| Given exercise |
Tally the lines holding the word "this" and state the count by itself.

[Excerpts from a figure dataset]
※ ※ ※

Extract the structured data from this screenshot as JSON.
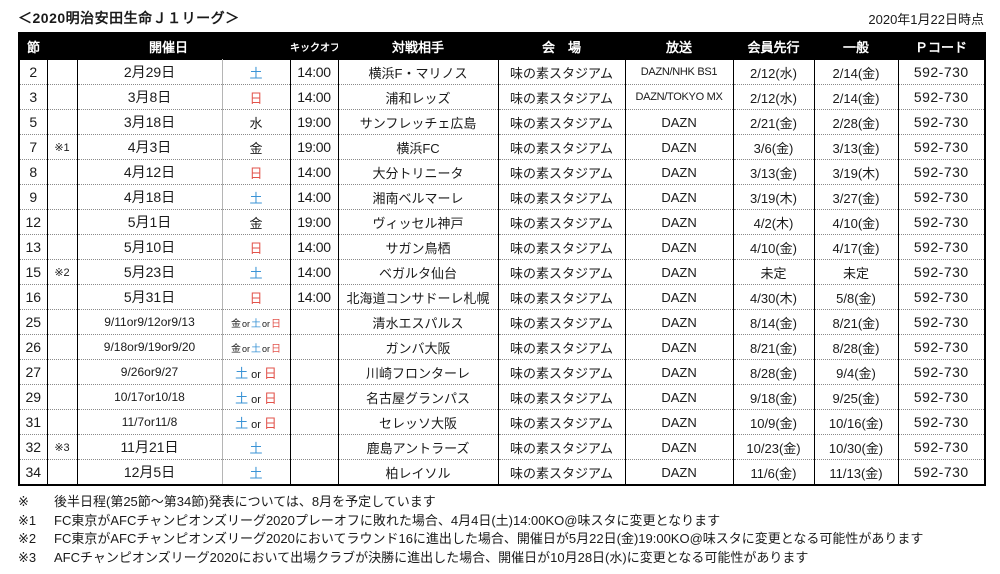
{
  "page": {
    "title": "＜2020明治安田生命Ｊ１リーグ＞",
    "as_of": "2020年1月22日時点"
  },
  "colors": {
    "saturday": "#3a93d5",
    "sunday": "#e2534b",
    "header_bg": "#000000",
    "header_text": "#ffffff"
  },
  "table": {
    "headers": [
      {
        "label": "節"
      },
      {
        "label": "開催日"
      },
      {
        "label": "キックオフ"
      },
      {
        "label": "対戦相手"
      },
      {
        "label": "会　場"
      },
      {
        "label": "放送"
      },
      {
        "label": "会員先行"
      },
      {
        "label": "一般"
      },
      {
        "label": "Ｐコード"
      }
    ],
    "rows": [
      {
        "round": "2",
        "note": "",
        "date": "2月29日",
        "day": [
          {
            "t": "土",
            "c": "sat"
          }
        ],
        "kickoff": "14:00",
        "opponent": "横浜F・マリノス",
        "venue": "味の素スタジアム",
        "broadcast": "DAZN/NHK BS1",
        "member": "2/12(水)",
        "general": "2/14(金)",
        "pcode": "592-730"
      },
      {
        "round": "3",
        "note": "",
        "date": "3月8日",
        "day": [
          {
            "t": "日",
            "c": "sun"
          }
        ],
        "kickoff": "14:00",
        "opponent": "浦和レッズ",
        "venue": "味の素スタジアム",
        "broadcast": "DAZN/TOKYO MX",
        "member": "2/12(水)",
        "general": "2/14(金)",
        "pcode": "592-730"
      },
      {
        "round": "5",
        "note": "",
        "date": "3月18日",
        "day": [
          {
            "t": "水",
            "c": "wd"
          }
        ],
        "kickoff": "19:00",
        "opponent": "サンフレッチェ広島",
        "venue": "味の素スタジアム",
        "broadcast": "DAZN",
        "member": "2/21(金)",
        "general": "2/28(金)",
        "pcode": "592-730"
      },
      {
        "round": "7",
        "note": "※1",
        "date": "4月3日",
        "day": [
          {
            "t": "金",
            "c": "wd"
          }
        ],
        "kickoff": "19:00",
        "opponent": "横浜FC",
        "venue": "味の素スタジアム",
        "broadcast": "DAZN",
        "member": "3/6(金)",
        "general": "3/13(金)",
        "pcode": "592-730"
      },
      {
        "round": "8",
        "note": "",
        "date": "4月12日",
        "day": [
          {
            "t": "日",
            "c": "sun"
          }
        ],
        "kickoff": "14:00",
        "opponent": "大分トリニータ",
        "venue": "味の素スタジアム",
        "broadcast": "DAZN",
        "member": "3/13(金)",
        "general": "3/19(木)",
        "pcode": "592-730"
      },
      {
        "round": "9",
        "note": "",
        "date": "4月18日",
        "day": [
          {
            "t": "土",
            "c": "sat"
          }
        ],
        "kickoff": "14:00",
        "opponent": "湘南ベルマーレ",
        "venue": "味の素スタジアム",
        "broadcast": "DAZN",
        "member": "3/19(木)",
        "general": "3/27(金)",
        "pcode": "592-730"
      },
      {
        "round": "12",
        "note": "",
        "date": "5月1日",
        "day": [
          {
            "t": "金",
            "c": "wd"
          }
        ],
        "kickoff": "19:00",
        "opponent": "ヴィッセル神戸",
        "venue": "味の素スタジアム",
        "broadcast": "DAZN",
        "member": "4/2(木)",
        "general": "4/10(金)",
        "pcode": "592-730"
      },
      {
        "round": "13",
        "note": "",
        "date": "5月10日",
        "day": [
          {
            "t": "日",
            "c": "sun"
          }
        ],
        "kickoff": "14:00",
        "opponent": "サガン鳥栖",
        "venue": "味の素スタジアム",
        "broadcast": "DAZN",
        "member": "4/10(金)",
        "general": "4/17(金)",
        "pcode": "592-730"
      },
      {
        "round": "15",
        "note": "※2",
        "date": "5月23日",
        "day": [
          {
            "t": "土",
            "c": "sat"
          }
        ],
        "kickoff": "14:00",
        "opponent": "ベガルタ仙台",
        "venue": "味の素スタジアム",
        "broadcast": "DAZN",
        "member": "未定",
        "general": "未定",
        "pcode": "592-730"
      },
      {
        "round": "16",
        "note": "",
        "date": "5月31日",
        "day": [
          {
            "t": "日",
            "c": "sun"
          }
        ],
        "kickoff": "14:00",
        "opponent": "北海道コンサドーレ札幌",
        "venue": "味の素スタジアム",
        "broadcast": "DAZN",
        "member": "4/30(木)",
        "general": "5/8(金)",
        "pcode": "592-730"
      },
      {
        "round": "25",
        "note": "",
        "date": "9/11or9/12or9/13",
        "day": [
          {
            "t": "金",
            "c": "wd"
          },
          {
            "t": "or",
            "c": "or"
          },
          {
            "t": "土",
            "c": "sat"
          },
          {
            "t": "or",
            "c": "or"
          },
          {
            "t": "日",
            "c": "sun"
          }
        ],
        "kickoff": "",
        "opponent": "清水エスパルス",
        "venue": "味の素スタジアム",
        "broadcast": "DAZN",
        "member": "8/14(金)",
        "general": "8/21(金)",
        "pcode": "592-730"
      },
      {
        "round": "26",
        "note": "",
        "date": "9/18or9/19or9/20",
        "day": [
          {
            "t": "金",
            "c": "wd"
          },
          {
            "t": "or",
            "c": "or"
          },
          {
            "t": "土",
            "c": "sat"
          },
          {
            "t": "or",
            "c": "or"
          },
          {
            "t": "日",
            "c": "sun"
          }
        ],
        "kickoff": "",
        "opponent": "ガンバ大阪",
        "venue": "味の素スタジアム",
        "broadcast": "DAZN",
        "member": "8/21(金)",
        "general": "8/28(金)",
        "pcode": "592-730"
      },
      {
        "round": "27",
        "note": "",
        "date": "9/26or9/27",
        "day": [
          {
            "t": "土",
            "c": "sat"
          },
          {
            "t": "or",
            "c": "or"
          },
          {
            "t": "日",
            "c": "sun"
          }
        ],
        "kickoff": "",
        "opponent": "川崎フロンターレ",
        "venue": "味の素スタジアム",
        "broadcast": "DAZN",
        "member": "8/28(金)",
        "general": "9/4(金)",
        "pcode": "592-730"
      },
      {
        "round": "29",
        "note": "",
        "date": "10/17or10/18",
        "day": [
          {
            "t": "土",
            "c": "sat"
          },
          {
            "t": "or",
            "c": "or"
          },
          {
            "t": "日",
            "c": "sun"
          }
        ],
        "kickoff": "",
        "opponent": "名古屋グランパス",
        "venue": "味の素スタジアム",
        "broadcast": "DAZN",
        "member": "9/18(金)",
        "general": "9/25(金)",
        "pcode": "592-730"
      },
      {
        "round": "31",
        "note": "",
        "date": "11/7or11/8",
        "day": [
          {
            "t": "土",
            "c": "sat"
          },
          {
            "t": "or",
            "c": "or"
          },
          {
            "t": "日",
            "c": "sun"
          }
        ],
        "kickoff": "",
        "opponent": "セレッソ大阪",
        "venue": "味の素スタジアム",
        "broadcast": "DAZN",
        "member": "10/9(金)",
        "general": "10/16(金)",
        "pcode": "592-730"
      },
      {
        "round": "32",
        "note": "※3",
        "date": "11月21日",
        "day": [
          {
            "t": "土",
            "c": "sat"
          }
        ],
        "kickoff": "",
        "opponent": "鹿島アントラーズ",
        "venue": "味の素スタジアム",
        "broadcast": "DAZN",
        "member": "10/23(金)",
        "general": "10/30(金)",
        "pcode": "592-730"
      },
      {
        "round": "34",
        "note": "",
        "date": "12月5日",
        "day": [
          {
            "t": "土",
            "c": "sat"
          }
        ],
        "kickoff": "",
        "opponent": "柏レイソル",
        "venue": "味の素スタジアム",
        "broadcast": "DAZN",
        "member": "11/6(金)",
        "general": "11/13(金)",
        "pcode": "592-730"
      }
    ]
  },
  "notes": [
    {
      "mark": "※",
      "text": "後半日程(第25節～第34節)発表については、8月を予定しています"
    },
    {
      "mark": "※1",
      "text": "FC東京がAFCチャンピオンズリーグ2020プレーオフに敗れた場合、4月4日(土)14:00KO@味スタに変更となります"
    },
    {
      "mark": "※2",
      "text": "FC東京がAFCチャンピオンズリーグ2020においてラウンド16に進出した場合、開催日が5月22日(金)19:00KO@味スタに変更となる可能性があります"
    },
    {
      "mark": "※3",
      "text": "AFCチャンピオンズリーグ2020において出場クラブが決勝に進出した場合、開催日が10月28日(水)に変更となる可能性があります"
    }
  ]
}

※ ※ ※

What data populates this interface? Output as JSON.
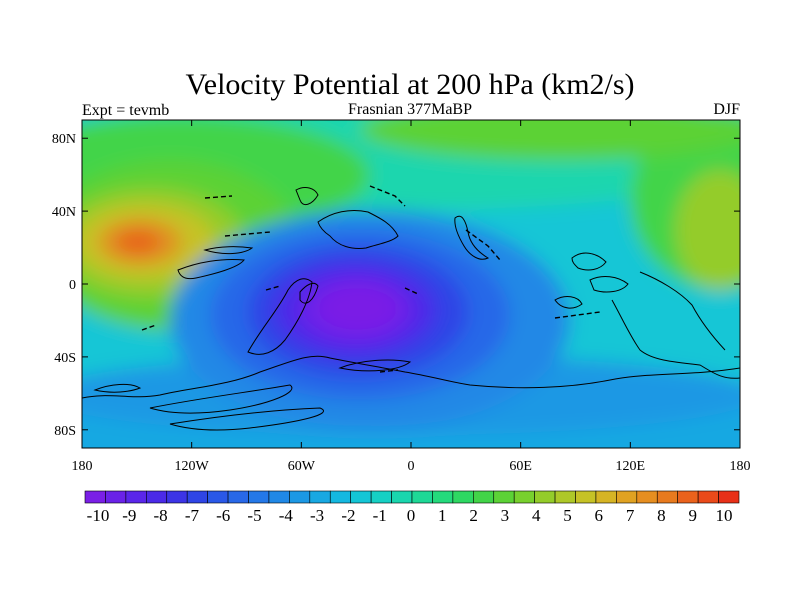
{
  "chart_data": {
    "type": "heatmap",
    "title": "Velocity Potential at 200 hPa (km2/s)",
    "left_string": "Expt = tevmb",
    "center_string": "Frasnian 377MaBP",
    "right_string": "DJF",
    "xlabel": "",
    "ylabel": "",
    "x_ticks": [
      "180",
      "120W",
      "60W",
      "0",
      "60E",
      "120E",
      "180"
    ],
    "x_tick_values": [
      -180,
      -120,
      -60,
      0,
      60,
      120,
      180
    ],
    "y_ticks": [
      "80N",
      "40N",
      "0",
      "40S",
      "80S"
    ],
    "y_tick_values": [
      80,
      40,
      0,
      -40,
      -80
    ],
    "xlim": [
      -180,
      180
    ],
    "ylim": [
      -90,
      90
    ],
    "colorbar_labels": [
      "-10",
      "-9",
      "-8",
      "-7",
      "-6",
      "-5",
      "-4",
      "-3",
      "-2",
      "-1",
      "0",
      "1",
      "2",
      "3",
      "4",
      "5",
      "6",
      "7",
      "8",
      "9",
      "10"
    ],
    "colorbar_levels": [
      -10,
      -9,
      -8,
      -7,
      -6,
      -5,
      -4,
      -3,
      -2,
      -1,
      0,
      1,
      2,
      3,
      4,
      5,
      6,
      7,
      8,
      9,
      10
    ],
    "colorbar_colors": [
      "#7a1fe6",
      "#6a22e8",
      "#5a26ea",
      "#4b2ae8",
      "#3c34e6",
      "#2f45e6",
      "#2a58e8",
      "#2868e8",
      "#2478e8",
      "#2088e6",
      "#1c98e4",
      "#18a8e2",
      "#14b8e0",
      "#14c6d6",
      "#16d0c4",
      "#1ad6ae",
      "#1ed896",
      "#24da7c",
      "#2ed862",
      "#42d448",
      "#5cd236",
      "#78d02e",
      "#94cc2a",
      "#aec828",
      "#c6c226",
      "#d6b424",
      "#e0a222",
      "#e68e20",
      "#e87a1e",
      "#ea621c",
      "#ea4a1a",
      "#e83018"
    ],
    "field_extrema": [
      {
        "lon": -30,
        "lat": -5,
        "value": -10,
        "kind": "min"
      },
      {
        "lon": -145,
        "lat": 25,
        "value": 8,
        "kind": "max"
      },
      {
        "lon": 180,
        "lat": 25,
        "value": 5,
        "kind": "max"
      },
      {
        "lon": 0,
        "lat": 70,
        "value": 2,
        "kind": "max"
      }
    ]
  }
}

※ ※ ※

| Answer to the task |
2